[Data records]
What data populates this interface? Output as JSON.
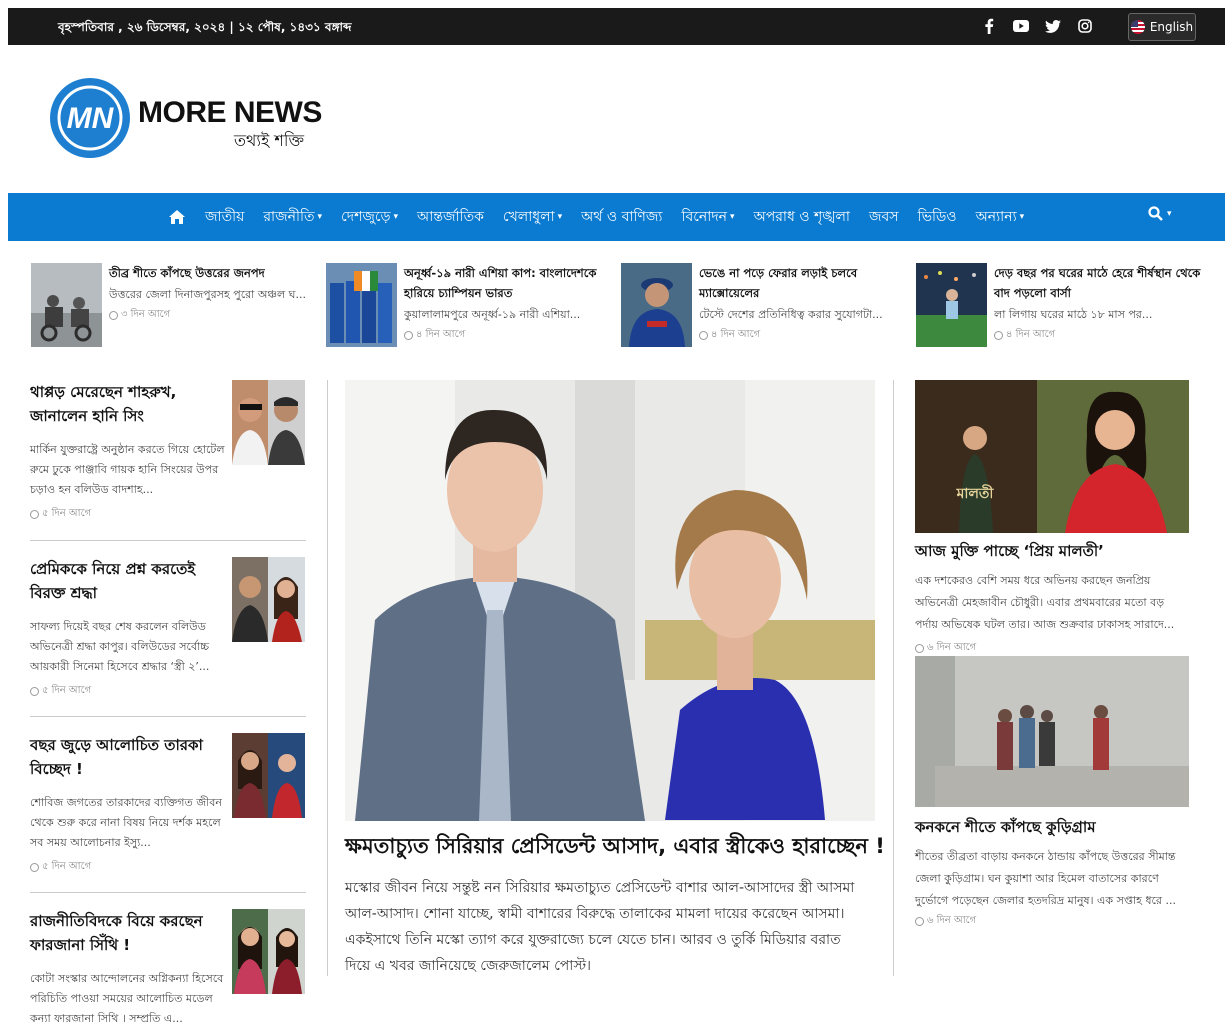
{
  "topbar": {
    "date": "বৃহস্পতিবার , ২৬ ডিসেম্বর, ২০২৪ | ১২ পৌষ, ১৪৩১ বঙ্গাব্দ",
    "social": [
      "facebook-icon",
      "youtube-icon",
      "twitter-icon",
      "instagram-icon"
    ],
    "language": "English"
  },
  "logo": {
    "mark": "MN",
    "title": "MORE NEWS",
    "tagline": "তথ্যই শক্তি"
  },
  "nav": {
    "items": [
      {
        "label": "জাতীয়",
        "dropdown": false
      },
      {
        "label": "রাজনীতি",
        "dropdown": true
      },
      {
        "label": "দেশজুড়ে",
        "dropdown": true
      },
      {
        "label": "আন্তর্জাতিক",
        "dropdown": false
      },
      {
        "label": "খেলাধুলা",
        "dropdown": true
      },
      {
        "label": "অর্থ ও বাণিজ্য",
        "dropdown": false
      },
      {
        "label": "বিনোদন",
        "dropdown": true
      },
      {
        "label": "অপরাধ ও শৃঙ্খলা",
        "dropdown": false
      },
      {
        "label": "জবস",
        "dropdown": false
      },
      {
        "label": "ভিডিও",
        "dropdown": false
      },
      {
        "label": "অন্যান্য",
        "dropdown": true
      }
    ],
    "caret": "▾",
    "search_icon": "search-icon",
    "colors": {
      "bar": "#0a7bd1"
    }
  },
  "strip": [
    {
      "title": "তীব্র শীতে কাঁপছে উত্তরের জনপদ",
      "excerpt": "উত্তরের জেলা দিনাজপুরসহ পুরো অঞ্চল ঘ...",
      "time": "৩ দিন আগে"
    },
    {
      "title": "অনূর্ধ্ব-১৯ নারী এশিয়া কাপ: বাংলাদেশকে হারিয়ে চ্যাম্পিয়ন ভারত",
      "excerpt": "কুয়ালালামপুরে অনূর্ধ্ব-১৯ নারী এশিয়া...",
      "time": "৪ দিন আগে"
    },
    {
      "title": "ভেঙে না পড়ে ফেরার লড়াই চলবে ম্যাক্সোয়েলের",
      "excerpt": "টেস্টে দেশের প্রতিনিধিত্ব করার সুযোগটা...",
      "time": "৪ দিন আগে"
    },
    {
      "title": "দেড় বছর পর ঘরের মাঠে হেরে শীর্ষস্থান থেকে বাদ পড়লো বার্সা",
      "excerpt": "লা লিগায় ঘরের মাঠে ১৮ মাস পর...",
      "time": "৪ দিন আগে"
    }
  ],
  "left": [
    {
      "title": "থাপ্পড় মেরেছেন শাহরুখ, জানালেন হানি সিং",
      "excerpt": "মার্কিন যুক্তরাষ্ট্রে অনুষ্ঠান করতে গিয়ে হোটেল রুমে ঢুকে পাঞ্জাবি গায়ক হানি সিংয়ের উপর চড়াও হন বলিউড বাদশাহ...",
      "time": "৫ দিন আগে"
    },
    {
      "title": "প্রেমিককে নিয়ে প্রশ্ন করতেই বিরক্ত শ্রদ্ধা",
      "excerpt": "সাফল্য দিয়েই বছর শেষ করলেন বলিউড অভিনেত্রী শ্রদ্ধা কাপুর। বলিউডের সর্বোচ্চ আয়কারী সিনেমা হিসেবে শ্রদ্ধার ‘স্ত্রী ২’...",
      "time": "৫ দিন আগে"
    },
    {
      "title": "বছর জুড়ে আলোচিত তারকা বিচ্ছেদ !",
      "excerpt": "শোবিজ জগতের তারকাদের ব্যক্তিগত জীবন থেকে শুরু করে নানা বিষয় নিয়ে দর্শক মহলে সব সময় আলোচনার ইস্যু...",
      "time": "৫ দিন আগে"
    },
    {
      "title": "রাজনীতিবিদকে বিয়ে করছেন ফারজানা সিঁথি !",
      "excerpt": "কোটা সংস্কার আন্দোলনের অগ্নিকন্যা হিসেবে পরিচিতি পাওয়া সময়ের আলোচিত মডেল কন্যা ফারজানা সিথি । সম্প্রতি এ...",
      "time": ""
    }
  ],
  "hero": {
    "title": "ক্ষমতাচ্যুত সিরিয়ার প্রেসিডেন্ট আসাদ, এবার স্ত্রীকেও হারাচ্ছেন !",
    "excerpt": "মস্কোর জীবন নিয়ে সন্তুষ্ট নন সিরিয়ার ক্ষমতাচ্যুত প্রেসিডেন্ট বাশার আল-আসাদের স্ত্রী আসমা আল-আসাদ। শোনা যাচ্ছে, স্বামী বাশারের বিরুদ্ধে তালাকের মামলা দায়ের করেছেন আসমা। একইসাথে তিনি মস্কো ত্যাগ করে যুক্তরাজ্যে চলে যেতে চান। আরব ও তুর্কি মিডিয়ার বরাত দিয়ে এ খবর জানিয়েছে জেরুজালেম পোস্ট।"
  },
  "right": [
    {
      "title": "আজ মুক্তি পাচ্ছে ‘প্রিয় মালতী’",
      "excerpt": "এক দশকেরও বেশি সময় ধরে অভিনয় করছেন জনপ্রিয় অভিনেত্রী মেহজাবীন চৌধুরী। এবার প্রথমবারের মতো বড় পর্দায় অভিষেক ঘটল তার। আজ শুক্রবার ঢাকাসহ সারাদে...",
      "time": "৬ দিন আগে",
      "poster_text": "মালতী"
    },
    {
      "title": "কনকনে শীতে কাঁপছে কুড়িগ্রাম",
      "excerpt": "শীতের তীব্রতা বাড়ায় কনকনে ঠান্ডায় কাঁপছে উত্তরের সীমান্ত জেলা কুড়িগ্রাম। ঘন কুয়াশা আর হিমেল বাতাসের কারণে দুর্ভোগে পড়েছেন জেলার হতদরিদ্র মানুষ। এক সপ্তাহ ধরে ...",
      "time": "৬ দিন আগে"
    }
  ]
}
* * *
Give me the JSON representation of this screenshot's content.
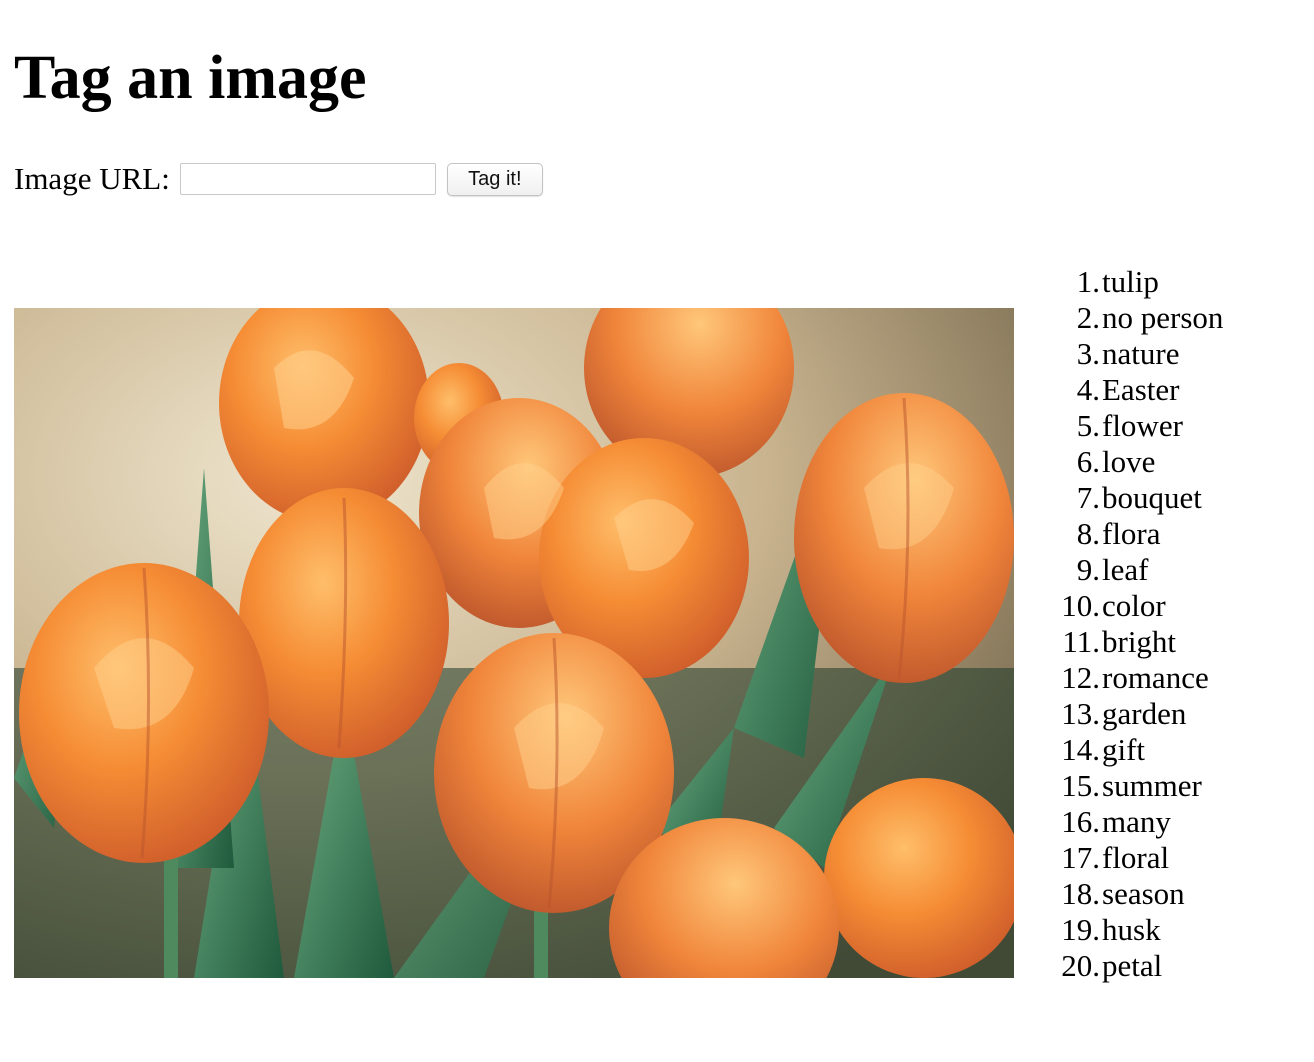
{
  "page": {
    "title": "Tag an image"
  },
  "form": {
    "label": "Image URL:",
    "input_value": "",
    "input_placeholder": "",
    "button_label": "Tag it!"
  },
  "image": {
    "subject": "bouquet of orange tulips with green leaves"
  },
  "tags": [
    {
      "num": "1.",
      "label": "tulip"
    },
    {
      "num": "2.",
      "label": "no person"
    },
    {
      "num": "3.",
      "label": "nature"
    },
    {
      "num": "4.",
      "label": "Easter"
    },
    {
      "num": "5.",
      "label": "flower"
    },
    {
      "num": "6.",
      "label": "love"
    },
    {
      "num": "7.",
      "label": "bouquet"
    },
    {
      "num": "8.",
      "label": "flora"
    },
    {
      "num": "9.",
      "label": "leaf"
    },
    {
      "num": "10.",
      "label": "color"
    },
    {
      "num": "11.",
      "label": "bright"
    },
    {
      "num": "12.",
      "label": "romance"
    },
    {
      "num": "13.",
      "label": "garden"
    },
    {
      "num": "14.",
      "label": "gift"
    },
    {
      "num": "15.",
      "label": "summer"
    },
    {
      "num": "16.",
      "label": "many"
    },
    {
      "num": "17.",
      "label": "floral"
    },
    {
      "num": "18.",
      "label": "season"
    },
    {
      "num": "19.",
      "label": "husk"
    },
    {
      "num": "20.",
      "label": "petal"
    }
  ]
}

→ **AIM OF THE TASK**
Search the records for the word "কনকন", then list every line that has it.

→ **RIGHT ANSWER**
      "title": "কনকনে শীতে কাঁপছে কুড়িগ্রাম",
      "excerpt": "শীতের তীব্রতা বাড়ায় কনকনে ঠান্ডায় কাঁপছে উত্তরের সীমান্ত জেলা কুড়িগ্রাম। ঘন কুয়াশা আর হিমেল বাতাসের কারণে দুর্ভোগে পড়েছেন জেলার হতদরিদ্র মানুষ। এক সপ্তাহ ধরে ...",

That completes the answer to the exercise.